Task goal.
Repeat each record below exactly, dropping the pictures.

[Records about charts and figures]
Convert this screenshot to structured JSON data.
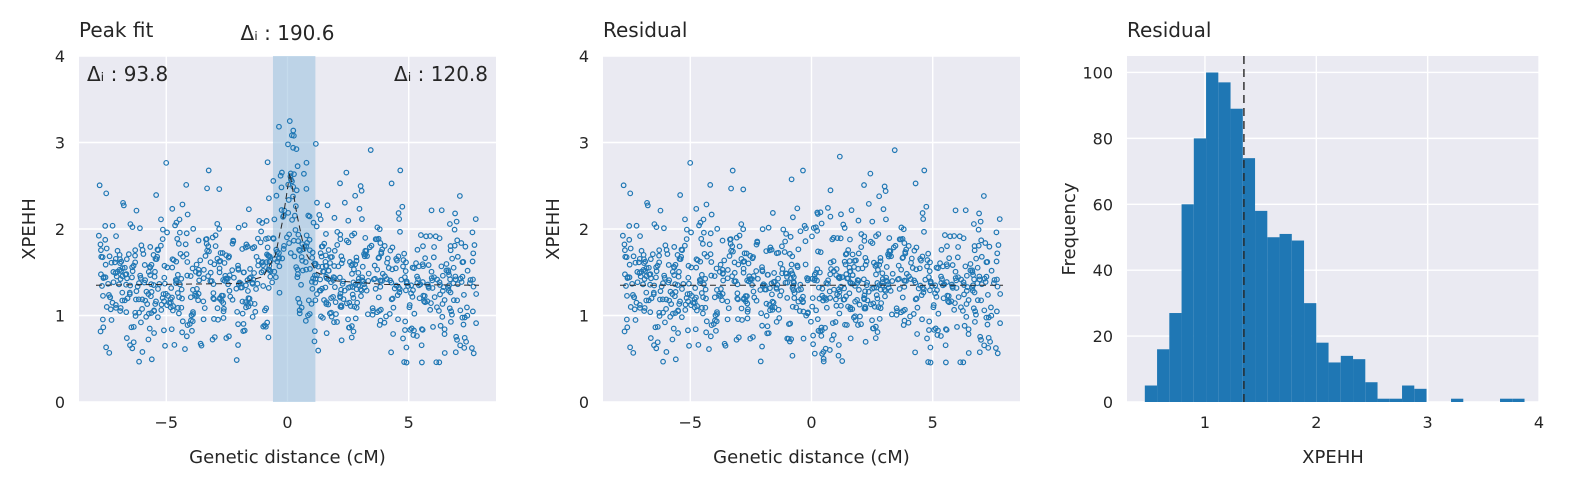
{
  "colors": {
    "axes_bg": "#eaeaf2",
    "grid": "#ffffff",
    "point": "#1f77b4",
    "bar": "#1f77b4",
    "peak_span": "#9ec3e0",
    "dash": "#262626"
  },
  "chart_data": [
    {
      "type": "scatter",
      "title": "Peak fit",
      "xlabel": "Genetic distance (cM)",
      "ylabel": "XPEHH",
      "xlim": [
        -8.6,
        8.6
      ],
      "ylim": [
        0,
        4
      ],
      "xticks": [
        -5,
        0,
        5
      ],
      "xtick_labels": [
        "−5",
        "0",
        "5"
      ],
      "yticks": [
        0,
        1,
        2,
        3,
        4
      ],
      "ytick_labels": [
        "0",
        "1",
        "2",
        "3",
        "4"
      ],
      "n_points": 900,
      "x_range": [
        -7.8,
        7.8
      ],
      "baseline": 1.35,
      "peak_center": 0.1,
      "peak_height": 1.25,
      "peak_window": [
        -0.6,
        1.15
      ],
      "fit_curve": [
        [
          -7.9,
          1.35
        ],
        [
          -2,
          1.37
        ],
        [
          -1,
          1.45
        ],
        [
          -0.5,
          1.7
        ],
        [
          -0.2,
          2.1
        ],
        [
          0.1,
          2.65
        ],
        [
          0.4,
          2.15
        ],
        [
          0.7,
          1.75
        ],
        [
          1.2,
          1.5
        ],
        [
          2,
          1.4
        ],
        [
          4,
          1.36
        ],
        [
          7.9,
          1.35
        ]
      ],
      "annotations": {
        "left": "Δᵢ : 93.8",
        "center": "Δᵢ : 190.6",
        "right": "Δᵢ : 120.8"
      }
    },
    {
      "type": "scatter",
      "title": "Residual",
      "xlabel": "Genetic distance (cM)",
      "ylabel": "XPEHH",
      "xlim": [
        -8.6,
        8.6
      ],
      "ylim": [
        0,
        4
      ],
      "xticks": [
        -5,
        0,
        5
      ],
      "xtick_labels": [
        "−5",
        "0",
        "5"
      ],
      "yticks": [
        0,
        1,
        2,
        3,
        4
      ],
      "ytick_labels": [
        "0",
        "1",
        "2",
        "3",
        "4"
      ],
      "n_points": 900,
      "x_range": [
        -7.8,
        7.8
      ],
      "baseline": 1.35
    },
    {
      "type": "bar",
      "title": "Residual",
      "xlabel": "XPEHH",
      "ylabel": "Frequency",
      "xlim": [
        0.3,
        4.0
      ],
      "ylim": [
        0,
        105
      ],
      "xticks": [
        1,
        2,
        3,
        4
      ],
      "xtick_labels": [
        "1",
        "2",
        "3",
        "4"
      ],
      "yticks": [
        0,
        20,
        40,
        60,
        80,
        100
      ],
      "ytick_labels": [
        "0",
        "20",
        "40",
        "60",
        "80",
        "100"
      ],
      "bin_edges": [
        0.46,
        0.57,
        0.68,
        0.79,
        0.9,
        1.01,
        1.12,
        1.23,
        1.34,
        1.45,
        1.56,
        1.67,
        1.78,
        1.89,
        2.0,
        2.11,
        2.22,
        2.33,
        2.44,
        2.55,
        2.66,
        2.77,
        2.88,
        2.99,
        3.1,
        3.21,
        3.32,
        3.43,
        3.54,
        3.65,
        3.76,
        3.87
      ],
      "counts": [
        5,
        16,
        27,
        60,
        80,
        100,
        97,
        89,
        74,
        58,
        50,
        51,
        49,
        30,
        18,
        12,
        14,
        13,
        6,
        1,
        1,
        5,
        4,
        0,
        0,
        1,
        0,
        0,
        0,
        1,
        1
      ],
      "mean_line": 1.35
    }
  ]
}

Answer to this exercise.
Convert this screenshot to structured JSON data.
{
  "colors": {
    "axes_bg": "#eaeaf2",
    "grid": "#ffffff",
    "point": "#1f77b4",
    "bar": "#1f77b4",
    "peak_span": "#9ec3e0",
    "dash": "#262626"
  },
  "chart_data": [
    {
      "type": "scatter",
      "title": "Peak fit",
      "xlabel": "Genetic distance (cM)",
      "ylabel": "XPEHH",
      "xlim": [
        -8.6,
        8.6
      ],
      "ylim": [
        0,
        4
      ],
      "xticks": [
        -5,
        0,
        5
      ],
      "xtick_labels": [
        "−5",
        "0",
        "5"
      ],
      "yticks": [
        0,
        1,
        2,
        3,
        4
      ],
      "ytick_labels": [
        "0",
        "1",
        "2",
        "3",
        "4"
      ],
      "n_points": 900,
      "x_range": [
        -7.8,
        7.8
      ],
      "baseline": 1.35,
      "peak_center": 0.1,
      "peak_height": 1.25,
      "peak_window": [
        -0.6,
        1.15
      ],
      "fit_curve": [
        [
          -7.9,
          1.35
        ],
        [
          -2,
          1.37
        ],
        [
          -1,
          1.45
        ],
        [
          -0.5,
          1.7
        ],
        [
          -0.2,
          2.1
        ],
        [
          0.1,
          2.65
        ],
        [
          0.4,
          2.15
        ],
        [
          0.7,
          1.75
        ],
        [
          1.2,
          1.5
        ],
        [
          2,
          1.4
        ],
        [
          4,
          1.36
        ],
        [
          7.9,
          1.35
        ]
      ],
      "annotations": {
        "left": "Δᵢ : 93.8",
        "center": "Δᵢ : 190.6",
        "right": "Δᵢ : 120.8"
      }
    },
    {
      "type": "scatter",
      "title": "Residual",
      "xlabel": "Genetic distance (cM)",
      "ylabel": "XPEHH",
      "xlim": [
        -8.6,
        8.6
      ],
      "ylim": [
        0,
        4
      ],
      "xticks": [
        -5,
        0,
        5
      ],
      "xtick_labels": [
        "−5",
        "0",
        "5"
      ],
      "yticks": [
        0,
        1,
        2,
        3,
        4
      ],
      "ytick_labels": [
        "0",
        "1",
        "2",
        "3",
        "4"
      ],
      "n_points": 900,
      "x_range": [
        -7.8,
        7.8
      ],
      "baseline": 1.35
    },
    {
      "type": "bar",
      "title": "Residual",
      "xlabel": "XPEHH",
      "ylabel": "Frequency",
      "xlim": [
        0.3,
        4.0
      ],
      "ylim": [
        0,
        105
      ],
      "xticks": [
        1,
        2,
        3,
        4
      ],
      "xtick_labels": [
        "1",
        "2",
        "3",
        "4"
      ],
      "yticks": [
        0,
        20,
        40,
        60,
        80,
        100
      ],
      "ytick_labels": [
        "0",
        "20",
        "40",
        "60",
        "80",
        "100"
      ],
      "bin_edges": [
        0.46,
        0.57,
        0.68,
        0.79,
        0.9,
        1.01,
        1.12,
        1.23,
        1.34,
        1.45,
        1.56,
        1.67,
        1.78,
        1.89,
        2.0,
        2.11,
        2.22,
        2.33,
        2.44,
        2.55,
        2.66,
        2.77,
        2.88,
        2.99,
        3.1,
        3.21,
        3.32,
        3.43,
        3.54,
        3.65,
        3.76,
        3.87
      ],
      "counts": [
        5,
        16,
        27,
        60,
        80,
        100,
        97,
        89,
        74,
        58,
        50,
        51,
        49,
        30,
        18,
        12,
        14,
        13,
        6,
        1,
        1,
        5,
        4,
        0,
        0,
        1,
        0,
        0,
        0,
        1,
        1
      ],
      "mean_line": 1.35
    }
  ]
}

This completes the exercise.